◆ EXERCISE TASK
Every record must be written out once more, with nothing added or omitted.

◆ EXCERPTED DATA

****

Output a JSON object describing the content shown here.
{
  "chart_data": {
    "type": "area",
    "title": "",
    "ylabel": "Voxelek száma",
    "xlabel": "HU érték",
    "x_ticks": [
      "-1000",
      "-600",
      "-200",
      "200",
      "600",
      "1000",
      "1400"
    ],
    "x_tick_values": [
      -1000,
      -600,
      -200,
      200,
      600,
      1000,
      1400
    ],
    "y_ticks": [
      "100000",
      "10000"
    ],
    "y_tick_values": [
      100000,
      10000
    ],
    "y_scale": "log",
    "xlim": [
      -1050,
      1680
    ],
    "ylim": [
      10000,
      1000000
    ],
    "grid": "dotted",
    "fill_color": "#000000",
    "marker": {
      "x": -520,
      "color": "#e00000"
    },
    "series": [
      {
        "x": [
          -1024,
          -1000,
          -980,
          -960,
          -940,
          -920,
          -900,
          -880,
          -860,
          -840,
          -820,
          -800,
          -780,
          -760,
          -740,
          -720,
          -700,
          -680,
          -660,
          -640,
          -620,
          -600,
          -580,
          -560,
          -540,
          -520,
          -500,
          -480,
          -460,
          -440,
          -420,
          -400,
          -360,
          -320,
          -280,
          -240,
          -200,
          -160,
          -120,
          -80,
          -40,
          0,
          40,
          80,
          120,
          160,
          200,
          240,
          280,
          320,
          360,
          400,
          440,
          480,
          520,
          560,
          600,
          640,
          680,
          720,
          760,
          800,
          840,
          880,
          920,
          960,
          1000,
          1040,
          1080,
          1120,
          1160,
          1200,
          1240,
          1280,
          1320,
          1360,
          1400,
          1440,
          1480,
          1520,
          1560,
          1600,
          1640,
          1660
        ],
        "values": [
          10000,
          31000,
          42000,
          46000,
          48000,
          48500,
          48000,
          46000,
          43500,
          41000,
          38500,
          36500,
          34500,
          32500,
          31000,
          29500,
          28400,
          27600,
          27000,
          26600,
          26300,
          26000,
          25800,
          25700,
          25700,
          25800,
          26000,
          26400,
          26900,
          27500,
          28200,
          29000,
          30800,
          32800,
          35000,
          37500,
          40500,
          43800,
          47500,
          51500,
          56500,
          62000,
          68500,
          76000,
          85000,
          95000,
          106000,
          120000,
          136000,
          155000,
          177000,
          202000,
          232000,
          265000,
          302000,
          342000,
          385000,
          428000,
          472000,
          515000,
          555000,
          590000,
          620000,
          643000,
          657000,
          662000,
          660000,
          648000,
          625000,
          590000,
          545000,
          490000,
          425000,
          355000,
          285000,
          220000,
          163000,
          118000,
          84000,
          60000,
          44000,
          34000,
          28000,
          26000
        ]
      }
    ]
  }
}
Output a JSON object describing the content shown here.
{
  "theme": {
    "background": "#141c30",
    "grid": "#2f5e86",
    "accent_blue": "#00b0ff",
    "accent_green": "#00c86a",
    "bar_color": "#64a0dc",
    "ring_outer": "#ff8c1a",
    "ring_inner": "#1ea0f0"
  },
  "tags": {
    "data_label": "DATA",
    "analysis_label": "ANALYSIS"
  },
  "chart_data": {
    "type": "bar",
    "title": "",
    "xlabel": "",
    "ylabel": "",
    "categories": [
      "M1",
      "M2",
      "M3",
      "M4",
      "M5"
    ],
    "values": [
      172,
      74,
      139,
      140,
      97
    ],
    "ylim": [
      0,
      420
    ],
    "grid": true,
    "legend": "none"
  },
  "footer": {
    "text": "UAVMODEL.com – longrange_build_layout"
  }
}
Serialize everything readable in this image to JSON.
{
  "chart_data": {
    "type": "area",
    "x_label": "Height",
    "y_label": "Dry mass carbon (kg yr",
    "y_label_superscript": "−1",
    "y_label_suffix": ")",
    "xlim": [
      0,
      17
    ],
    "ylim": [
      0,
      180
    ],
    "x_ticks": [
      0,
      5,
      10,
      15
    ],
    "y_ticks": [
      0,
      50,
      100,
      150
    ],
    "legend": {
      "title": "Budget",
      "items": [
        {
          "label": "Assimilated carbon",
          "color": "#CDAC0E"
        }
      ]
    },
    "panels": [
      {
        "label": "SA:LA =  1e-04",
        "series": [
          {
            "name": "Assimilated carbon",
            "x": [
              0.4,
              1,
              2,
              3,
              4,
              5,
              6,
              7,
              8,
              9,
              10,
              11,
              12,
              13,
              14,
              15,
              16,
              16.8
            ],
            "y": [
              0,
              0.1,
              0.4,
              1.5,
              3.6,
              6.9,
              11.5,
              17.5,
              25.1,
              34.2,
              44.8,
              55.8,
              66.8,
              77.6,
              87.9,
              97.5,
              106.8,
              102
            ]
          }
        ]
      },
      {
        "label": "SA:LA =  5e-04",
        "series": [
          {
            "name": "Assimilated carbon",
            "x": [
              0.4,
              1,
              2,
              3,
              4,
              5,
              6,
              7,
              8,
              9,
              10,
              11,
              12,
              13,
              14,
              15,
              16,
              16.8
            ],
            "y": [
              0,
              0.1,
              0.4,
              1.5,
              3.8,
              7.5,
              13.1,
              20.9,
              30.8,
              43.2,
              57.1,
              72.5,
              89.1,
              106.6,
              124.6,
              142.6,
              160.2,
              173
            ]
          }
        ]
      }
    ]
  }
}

****

◆ RESULT BELOW
Output a JSON object describing the content shown here.
{
  "chart_data": {
    "type": "area",
    "title": "",
    "ylabel": "Voxelek száma",
    "xlabel": "HU érték",
    "x_ticks": [
      "-1000",
      "-600",
      "-200",
      "200",
      "600",
      "1000",
      "1400"
    ],
    "x_tick_values": [
      -1000,
      -600,
      -200,
      200,
      600,
      1000,
      1400
    ],
    "y_ticks": [
      "100000",
      "10000"
    ],
    "y_tick_values": [
      100000,
      10000
    ],
    "y_scale": "log",
    "xlim": [
      -1050,
      1680
    ],
    "ylim": [
      10000,
      1000000
    ],
    "grid": "dotted",
    "fill_color": "#000000",
    "marker": {
      "x": -520,
      "color": "#e00000"
    },
    "series": [
      {
        "x": [
          -1024,
          -1000,
          -980,
          -960,
          -940,
          -920,
          -900,
          -880,
          -860,
          -840,
          -820,
          -800,
          -780,
          -760,
          -740,
          -720,
          -700,
          -680,
          -660,
          -640,
          -620,
          -600,
          -580,
          -560,
          -540,
          -520,
          -500,
          -480,
          -460,
          -440,
          -420,
          -400,
          -360,
          -320,
          -280,
          -240,
          -200,
          -160,
          -120,
          -80,
          -40,
          0,
          40,
          80,
          120,
          160,
          200,
          240,
          280,
          320,
          360,
          400,
          440,
          480,
          520,
          560,
          600,
          640,
          680,
          720,
          760,
          800,
          840,
          880,
          920,
          960,
          1000,
          1040,
          1080,
          1120,
          1160,
          1200,
          1240,
          1280,
          1320,
          1360,
          1400,
          1440,
          1480,
          1520,
          1560,
          1600,
          1640,
          1660
        ],
        "values": [
          10000,
          31000,
          42000,
          46000,
          48000,
          48500,
          48000,
          46000,
          43500,
          41000,
          38500,
          36500,
          34500,
          32500,
          31000,
          29500,
          28400,
          27600,
          27000,
          26600,
          26300,
          26000,
          25800,
          25700,
          25700,
          25800,
          26000,
          26400,
          26900,
          27500,
          28200,
          29000,
          30800,
          32800,
          35000,
          37500,
          40500,
          43800,
          47500,
          51500,
          56500,
          62000,
          68500,
          76000,
          85000,
          95000,
          106000,
          120000,
          136000,
          155000,
          177000,
          202000,
          232000,
          265000,
          302000,
          342000,
          385000,
          428000,
          472000,
          515000,
          555000,
          590000,
          620000,
          643000,
          657000,
          662000,
          660000,
          648000,
          625000,
          590000,
          545000,
          490000,
          425000,
          355000,
          285000,
          220000,
          163000,
          118000,
          84000,
          60000,
          44000,
          34000,
          28000,
          26000
        ]
      }
    ]
  }
}
Output a JSON object describing the content shown here.
{
  "theme": {
    "background": "#141c30",
    "grid": "#2f5e86",
    "accent_blue": "#00b0ff",
    "accent_green": "#00c86a",
    "bar_color": "#64a0dc",
    "ring_outer": "#ff8c1a",
    "ring_inner": "#1ea0f0"
  },
  "tags": {
    "data_label": "DATA",
    "analysis_label": "ANALYSIS"
  },
  "chart_data": {
    "type": "bar",
    "title": "",
    "xlabel": "",
    "ylabel": "",
    "categories": [
      "M1",
      "M2",
      "M3",
      "M4",
      "M5"
    ],
    "values": [
      172,
      74,
      139,
      140,
      97
    ],
    "ylim": [
      0,
      420
    ],
    "grid": true,
    "legend": "none"
  },
  "footer": {
    "text": "UAVMODEL.com – longrange_build_layout"
  }
}
Serialize everything readable in this image to JSON.
{
  "chart_data": {
    "type": "area",
    "x_label": "Height",
    "y_label": "Dry mass carbon (kg yr",
    "y_label_superscript": "−1",
    "y_label_suffix": ")",
    "xlim": [
      0,
      17
    ],
    "ylim": [
      0,
      180
    ],
    "x_ticks": [
      0,
      5,
      10,
      15
    ],
    "y_ticks": [
      0,
      50,
      100,
      150
    ],
    "legend": {
      "title": "Budget",
      "items": [
        {
          "label": "Assimilated carbon",
          "color": "#CDAC0E"
        }
      ]
    },
    "panels": [
      {
        "label": "SA:LA =  1e-04",
        "series": [
          {
            "name": "Assimilated carbon",
            "x": [
              0.4,
              1,
              2,
              3,
              4,
              5,
              6,
              7,
              8,
              9,
              10,
              11,
              12,
              13,
              14,
              15,
              16,
              16.8
            ],
            "y": [
              0,
              0.1,
              0.4,
              1.5,
              3.6,
              6.9,
              11.5,
              17.5,
              25.1,
              34.2,
              44.8,
              55.8,
              66.8,
              77.6,
              87.9,
              97.5,
              106.8,
              102
            ]
          }
        ]
      },
      {
        "label": "SA:LA =  5e-04",
        "series": [
          {
            "name": "Assimilated carbon",
            "x": [
              0.4,
              1,
              2,
              3,
              4,
              5,
              6,
              7,
              8,
              9,
              10,
              11,
              12,
              13,
              14,
              15,
              16,
              16.8
            ],
            "y": [
              0,
              0.1,
              0.4,
              1.5,
              3.8,
              7.5,
              13.1,
              20.9,
              30.8,
              43.2,
              57.1,
              72.5,
              89.1,
              106.6,
              124.6,
              142.6,
              160.2,
              173
            ]
          }
        ]
      }
    ]
  }
}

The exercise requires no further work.